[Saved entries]
────────────────
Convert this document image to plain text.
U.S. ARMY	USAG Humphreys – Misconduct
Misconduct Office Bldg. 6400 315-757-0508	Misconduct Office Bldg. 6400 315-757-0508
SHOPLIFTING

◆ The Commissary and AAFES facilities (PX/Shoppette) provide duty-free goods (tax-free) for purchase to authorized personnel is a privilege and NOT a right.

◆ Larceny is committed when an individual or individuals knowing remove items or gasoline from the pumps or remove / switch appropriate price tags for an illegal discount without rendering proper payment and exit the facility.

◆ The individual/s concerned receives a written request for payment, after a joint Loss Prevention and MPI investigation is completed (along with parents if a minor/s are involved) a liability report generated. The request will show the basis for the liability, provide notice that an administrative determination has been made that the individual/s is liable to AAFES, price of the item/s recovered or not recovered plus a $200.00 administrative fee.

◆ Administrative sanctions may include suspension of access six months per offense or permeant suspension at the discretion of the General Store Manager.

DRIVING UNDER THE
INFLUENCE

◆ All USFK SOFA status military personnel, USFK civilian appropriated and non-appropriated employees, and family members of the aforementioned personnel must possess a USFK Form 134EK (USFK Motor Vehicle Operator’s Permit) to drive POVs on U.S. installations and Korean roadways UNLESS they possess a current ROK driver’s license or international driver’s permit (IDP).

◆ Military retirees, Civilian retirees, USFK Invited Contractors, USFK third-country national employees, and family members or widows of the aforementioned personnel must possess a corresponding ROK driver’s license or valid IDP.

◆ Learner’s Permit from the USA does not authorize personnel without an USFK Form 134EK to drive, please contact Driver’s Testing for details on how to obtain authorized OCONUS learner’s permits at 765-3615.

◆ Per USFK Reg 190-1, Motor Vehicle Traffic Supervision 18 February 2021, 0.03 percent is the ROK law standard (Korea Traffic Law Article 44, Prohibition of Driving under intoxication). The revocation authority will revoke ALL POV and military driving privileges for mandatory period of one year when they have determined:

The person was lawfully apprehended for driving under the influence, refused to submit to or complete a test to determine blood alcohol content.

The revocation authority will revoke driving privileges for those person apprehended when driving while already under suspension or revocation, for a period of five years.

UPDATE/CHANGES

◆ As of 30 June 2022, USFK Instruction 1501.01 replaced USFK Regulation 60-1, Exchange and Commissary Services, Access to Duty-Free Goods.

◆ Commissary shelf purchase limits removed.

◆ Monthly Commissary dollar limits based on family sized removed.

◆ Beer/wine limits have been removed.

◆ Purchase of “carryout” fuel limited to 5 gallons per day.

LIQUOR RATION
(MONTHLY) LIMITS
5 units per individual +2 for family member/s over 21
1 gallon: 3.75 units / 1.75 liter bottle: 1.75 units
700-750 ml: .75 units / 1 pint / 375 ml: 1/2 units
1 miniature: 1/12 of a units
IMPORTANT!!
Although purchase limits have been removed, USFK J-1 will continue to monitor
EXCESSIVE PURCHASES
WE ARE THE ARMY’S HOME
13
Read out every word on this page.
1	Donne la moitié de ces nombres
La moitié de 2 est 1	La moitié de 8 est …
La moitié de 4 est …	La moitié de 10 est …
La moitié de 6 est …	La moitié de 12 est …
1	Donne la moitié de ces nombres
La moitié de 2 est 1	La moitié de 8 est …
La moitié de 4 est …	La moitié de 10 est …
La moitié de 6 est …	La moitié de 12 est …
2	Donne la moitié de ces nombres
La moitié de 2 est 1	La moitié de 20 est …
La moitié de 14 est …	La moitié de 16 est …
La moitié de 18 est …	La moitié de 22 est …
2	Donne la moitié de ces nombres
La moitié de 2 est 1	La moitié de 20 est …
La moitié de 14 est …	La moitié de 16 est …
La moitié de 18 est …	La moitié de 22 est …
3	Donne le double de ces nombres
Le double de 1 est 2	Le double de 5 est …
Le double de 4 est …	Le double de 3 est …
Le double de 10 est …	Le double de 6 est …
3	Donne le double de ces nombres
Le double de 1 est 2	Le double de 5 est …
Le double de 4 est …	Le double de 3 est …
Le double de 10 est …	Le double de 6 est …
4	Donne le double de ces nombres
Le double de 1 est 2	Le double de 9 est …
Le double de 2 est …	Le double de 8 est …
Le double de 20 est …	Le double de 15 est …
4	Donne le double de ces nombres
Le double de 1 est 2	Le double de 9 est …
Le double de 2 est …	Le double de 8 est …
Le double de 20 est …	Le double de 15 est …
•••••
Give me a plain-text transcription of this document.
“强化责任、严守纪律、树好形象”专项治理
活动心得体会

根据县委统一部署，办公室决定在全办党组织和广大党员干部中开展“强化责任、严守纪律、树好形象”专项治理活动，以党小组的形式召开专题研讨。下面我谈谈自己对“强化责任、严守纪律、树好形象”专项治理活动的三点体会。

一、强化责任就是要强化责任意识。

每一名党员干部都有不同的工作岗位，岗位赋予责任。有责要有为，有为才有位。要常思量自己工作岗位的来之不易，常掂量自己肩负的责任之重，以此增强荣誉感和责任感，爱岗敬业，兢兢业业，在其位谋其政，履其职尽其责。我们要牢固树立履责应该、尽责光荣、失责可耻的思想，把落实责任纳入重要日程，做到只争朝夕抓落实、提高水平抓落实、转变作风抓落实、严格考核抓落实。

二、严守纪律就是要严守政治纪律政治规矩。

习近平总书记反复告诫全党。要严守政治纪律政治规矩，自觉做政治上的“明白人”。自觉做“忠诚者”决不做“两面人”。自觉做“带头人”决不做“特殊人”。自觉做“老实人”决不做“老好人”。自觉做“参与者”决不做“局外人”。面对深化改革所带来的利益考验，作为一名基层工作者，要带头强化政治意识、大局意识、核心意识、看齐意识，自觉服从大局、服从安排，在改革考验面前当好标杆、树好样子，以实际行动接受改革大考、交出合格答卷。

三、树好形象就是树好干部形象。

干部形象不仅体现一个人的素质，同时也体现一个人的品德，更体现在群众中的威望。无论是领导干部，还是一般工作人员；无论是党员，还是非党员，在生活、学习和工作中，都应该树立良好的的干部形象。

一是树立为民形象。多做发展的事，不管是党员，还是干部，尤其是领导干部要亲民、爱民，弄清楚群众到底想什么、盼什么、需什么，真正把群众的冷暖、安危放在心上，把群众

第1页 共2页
────────────────
PROBLEM TO SOLVE:
Reproduce the data shown above exactly.

THE REPLY:
Convert this document image to plain text.
U.S. ARMY	USAG Humphreys – Misconduct
Misconduct Office Bldg. 6400 315-757-0508	Misconduct Office Bldg. 6400 315-757-0508
SHOPLIFTING

◆ The Commissary and AAFES facilities (PX/Shoppette) provide duty-free goods (tax-free) for purchase to authorized personnel is a privilege and NOT a right.

◆ Larceny is committed when an individual or individuals knowing remove items or gasoline from the pumps or remove / switch appropriate price tags for an illegal discount without rendering proper payment and exit the facility.

◆ The individual/s concerned receives a written request for payment, after a joint Loss Prevention and MPI investigation is completed (along with parents if a minor/s are involved) a liability report generated. The request will show the basis for the liability, provide notice that an administrative determination has been made that the individual/s is liable to AAFES, price of the item/s recovered or not recovered plus a $200.00 administrative fee.

◆ Administrative sanctions may include suspension of access six months per offense or permeant suspension at the discretion of the General Store Manager.

DRIVING UNDER THE
INFLUENCE

◆ All USFK SOFA status military personnel, USFK civilian appropriated and non-appropriated employees, and family members of the aforementioned personnel must possess a USFK Form 134EK (USFK Motor Vehicle Operator’s Permit) to drive POVs on U.S. installations and Korean roadways UNLESS they possess a current ROK driver’s license or international driver’s permit (IDP).

◆ Military retirees, Civilian retirees, USFK Invited Contractors, USFK third-country national employees, and family members or widows of the aforementioned personnel must possess a corresponding ROK driver’s license or valid IDP.

◆ Learner’s Permit from the USA does not authorize personnel without an USFK Form 134EK to drive, please contact Driver’s Testing for details on how to obtain authorized OCONUS learner’s permits at 765-3615.

◆ Per USFK Reg 190-1, Motor Vehicle Traffic Supervision 18 February 2021, 0.03 percent is the ROK law standard (Korea Traffic Law Article 44, Prohibition of Driving under intoxication). The revocation authority will revoke ALL POV and military driving privileges for mandatory period of one year when they have determined:

The person was lawfully apprehended for driving under the influence, refused to submit to or complete a test to determine blood alcohol content.

The revocation authority will revoke driving privileges for those person apprehended when driving while already under suspension or revocation, for a period of five years.

UPDATE/CHANGES

◆ As of 30 June 2022, USFK Instruction 1501.01 replaced USFK Regulation 60-1, Exchange and Commissary Services, Access to Duty-Free Goods.

◆ Commissary shelf purchase limits removed.

◆ Monthly Commissary dollar limits based on family sized removed.

◆ Beer/wine limits have been removed.

◆ Purchase of “carryout” fuel limited to 5 gallons per day.

LIQUOR RATION
(MONTHLY) LIMITS
5 units per individual +2 for family member/s over 21
1 gallon: 3.75 units / 1.75 liter bottle: 1.75 units
700-750 ml: .75 units / 1 pint / 375 ml: 1/2 units
1 miniature: 1/12 of a units
IMPORTANT!!
Although purchase limits have been removed, USFK J-1 will continue to monitor
EXCESSIVE PURCHASES
WE ARE THE ARMY’S HOME
13
Read out every word on this page.
1	Donne la moitié de ces nombres
La moitié de 2 est 1	La moitié de 8 est …
La moitié de 4 est …	La moitié de 10 est …
La moitié de 6 est …	La moitié de 12 est …
1	Donne la moitié de ces nombres
La moitié de 2 est 1	La moitié de 8 est …
La moitié de 4 est …	La moitié de 10 est …
La moitié de 6 est …	La moitié de 12 est …
2	Donne la moitié de ces nombres
La moitié de 2 est 1	La moitié de 20 est …
La moitié de 14 est …	La moitié de 16 est …
La moitié de 18 est …	La moitié de 22 est …
2	Donne la moitié de ces nombres
La moitié de 2 est 1	La moitié de 20 est …
La moitié de 14 est …	La moitié de 16 est …
La moitié de 18 est …	La moitié de 22 est …
3	Donne le double de ces nombres
Le double de 1 est 2	Le double de 5 est …
Le double de 4 est …	Le double de 3 est …
Le double de 10 est …	Le double de 6 est …
3	Donne le double de ces nombres
Le double de 1 est 2	Le double de 5 est …
Le double de 4 est …	Le double de 3 est …
Le double de 10 est …	Le double de 6 est …
4	Donne le double de ces nombres
Le double de 1 est 2	Le double de 9 est …
Le double de 2 est …	Le double de 8 est …
Le double de 20 est …	Le double de 15 est …
4	Donne le double de ces nombres
Le double de 1 est 2	Le double de 9 est …
Le double de 2 est …	Le double de 8 est …
Le double de 20 est …	Le double de 15 est …
•••••
Give me a plain-text transcription of this document.
“强化责任、严守纪律、树好形象”专项治理
活动心得体会

根据县委统一部署，办公室决定在全办党组织和广大党员干部中开展“强化责任、严守纪律、树好形象”专项治理活动，以党小组的形式召开专题研讨。下面我谈谈自己对“强化责任、严守纪律、树好形象”专项治理活动的三点体会。

一、强化责任就是要强化责任意识。

每一名党员干部都有不同的工作岗位，岗位赋予责任。有责要有为，有为才有位。要常思量自己工作岗位的来之不易，常掂量自己肩负的责任之重，以此增强荣誉感和责任感，爱岗敬业，兢兢业业，在其位谋其政，履其职尽其责。我们要牢固树立履责应该、尽责光荣、失责可耻的思想，把落实责任纳入重要日程，做到只争朝夕抓落实、提高水平抓落实、转变作风抓落实、严格考核抓落实。

二、严守纪律就是要严守政治纪律政治规矩。

习近平总书记反复告诫全党。要严守政治纪律政治规矩，自觉做政治上的“明白人”。自觉做“忠诚者”决不做“两面人”。自觉做“带头人”决不做“特殊人”。自觉做“老实人”决不做“老好人”。自觉做“参与者”决不做“局外人”。面对深化改革所带来的利益考验，作为一名基层工作者，要带头强化政治意识、大局意识、核心意识、看齐意识，自觉服从大局、服从安排，在改革考验面前当好标杆、树好样子，以实际行动接受改革大考、交出合格答卷。

三、树好形象就是树好干部形象。

干部形象不仅体现一个人的素质，同时也体现一个人的品德，更体现在群众中的威望。无论是领导干部，还是一般工作人员；无论是党员，还是非党员，在生活、学习和工作中，都应该树立良好的的干部形象。

一是树立为民形象。多做发展的事，不管是党员，还是干部，尤其是领导干部要亲民、爱民，弄清楚群众到底想什么、盼什么、需什么，真正把群众的冷暖、安危放在心上，把群众

第1页 共2页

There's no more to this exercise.